**INSTRUCTION:**
For each line of the data below that holds "reteszelőcsapot", copy the line.

**EXCERPTED DATA:**
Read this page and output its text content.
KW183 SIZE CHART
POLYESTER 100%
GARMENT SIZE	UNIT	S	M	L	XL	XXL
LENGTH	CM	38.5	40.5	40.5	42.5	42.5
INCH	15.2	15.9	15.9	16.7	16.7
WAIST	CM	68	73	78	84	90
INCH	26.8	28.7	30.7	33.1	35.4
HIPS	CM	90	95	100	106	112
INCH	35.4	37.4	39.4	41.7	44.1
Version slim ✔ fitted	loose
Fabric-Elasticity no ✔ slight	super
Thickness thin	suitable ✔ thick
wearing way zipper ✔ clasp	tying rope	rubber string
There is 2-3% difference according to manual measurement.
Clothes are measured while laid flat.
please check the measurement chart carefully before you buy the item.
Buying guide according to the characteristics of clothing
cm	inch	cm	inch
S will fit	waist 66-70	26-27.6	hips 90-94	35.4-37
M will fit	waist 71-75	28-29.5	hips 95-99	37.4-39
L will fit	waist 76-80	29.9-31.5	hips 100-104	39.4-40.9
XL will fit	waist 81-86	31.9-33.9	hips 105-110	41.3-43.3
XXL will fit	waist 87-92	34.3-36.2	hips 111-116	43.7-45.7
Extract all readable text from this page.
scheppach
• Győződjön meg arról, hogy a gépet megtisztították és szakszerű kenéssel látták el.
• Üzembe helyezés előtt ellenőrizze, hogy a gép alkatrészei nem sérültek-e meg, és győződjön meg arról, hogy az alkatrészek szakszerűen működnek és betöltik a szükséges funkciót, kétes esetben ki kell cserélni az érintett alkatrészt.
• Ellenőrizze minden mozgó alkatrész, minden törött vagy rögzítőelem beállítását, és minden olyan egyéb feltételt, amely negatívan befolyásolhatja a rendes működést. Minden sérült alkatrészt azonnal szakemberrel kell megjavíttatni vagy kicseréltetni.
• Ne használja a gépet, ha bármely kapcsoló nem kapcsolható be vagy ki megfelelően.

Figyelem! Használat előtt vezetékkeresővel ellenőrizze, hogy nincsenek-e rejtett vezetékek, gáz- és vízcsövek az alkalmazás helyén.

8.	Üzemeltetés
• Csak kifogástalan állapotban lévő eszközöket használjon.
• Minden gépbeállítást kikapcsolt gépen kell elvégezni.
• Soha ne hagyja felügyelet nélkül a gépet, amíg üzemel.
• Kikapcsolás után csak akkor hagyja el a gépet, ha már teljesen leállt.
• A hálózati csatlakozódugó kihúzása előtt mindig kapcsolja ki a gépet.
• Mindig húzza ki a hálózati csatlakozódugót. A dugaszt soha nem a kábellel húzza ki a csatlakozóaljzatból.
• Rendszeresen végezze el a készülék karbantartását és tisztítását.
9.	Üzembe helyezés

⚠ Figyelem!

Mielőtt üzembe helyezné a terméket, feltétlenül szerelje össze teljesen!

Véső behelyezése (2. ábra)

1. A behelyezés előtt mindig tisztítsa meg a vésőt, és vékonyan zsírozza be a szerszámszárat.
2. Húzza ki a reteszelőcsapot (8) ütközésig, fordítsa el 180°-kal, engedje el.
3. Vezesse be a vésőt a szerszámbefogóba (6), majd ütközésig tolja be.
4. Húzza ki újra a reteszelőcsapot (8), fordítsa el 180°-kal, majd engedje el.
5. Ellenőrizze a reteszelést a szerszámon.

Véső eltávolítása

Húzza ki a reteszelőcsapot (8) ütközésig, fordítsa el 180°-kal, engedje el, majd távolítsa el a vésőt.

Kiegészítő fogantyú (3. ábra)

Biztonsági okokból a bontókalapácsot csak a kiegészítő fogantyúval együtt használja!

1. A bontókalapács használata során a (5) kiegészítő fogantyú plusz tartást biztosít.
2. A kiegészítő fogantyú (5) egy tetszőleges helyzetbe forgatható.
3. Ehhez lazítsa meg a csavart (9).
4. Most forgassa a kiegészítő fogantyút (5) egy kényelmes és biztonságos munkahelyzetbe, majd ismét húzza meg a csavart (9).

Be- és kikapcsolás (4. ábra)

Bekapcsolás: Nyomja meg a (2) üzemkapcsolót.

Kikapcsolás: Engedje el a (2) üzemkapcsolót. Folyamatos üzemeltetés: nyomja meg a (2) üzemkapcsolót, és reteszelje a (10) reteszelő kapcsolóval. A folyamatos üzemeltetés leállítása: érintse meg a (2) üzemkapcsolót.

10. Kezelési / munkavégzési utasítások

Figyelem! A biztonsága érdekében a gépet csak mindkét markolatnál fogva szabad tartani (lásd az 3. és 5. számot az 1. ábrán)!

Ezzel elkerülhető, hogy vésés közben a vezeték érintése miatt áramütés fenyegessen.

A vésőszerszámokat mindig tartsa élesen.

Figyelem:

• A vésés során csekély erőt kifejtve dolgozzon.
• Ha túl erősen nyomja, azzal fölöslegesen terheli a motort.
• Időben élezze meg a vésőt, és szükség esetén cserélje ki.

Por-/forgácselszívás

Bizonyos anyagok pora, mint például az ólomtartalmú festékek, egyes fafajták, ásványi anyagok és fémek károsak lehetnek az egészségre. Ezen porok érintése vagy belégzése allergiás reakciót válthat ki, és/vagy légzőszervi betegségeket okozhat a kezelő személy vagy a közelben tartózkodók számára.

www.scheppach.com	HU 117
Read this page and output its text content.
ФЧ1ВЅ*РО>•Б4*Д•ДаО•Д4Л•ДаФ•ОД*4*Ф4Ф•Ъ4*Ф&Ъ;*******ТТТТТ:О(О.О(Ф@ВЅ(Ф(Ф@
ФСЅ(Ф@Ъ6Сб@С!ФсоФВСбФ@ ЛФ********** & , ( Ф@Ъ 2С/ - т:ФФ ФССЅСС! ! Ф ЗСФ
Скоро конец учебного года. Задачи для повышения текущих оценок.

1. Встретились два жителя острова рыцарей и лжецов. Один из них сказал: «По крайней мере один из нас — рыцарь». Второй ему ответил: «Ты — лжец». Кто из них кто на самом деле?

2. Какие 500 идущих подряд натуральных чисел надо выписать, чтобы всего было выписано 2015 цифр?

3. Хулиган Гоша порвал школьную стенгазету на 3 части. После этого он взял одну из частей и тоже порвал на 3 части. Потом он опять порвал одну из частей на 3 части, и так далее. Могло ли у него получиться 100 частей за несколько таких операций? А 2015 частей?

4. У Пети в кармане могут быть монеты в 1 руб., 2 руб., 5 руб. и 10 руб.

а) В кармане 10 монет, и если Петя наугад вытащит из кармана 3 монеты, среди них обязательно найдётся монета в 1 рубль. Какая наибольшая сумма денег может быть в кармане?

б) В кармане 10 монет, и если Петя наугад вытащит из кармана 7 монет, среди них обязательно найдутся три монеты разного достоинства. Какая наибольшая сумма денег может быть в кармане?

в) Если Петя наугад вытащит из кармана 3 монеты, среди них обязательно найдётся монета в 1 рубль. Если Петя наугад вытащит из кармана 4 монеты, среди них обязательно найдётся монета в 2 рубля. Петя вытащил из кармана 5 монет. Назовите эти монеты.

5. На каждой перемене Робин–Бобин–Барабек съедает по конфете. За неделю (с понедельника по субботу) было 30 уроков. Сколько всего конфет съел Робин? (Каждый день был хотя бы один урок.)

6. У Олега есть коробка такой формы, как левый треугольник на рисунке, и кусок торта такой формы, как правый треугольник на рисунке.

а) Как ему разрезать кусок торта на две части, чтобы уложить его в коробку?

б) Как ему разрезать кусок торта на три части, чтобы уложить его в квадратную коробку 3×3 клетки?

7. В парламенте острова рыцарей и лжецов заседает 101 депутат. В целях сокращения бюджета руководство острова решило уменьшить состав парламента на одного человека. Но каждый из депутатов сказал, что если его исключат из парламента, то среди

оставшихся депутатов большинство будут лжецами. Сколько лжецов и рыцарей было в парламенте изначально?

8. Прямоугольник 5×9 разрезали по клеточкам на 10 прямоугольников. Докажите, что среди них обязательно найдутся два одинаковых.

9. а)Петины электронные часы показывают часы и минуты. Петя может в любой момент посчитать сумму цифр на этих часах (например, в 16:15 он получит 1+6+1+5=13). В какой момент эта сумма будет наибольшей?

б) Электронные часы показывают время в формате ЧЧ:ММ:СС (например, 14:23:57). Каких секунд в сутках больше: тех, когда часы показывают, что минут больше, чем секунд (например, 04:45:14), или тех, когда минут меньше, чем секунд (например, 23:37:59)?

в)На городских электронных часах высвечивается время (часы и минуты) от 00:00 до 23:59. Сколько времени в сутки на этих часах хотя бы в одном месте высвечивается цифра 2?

**WORKED SOLUTION:**
2. Húzza ki a reteszelőcsapot (8) ütközésig, fordítsa el 180°-kal, engedje el.
4. Húzza ki újra a reteszelőcsapot (8), fordítsa el 180°-kal, majd engedje el.
Húzza ki a reteszelőcsapot (8) ütközésig, fordítsa el 180°-kal, engedje el, majd távolítsa el a vésőt.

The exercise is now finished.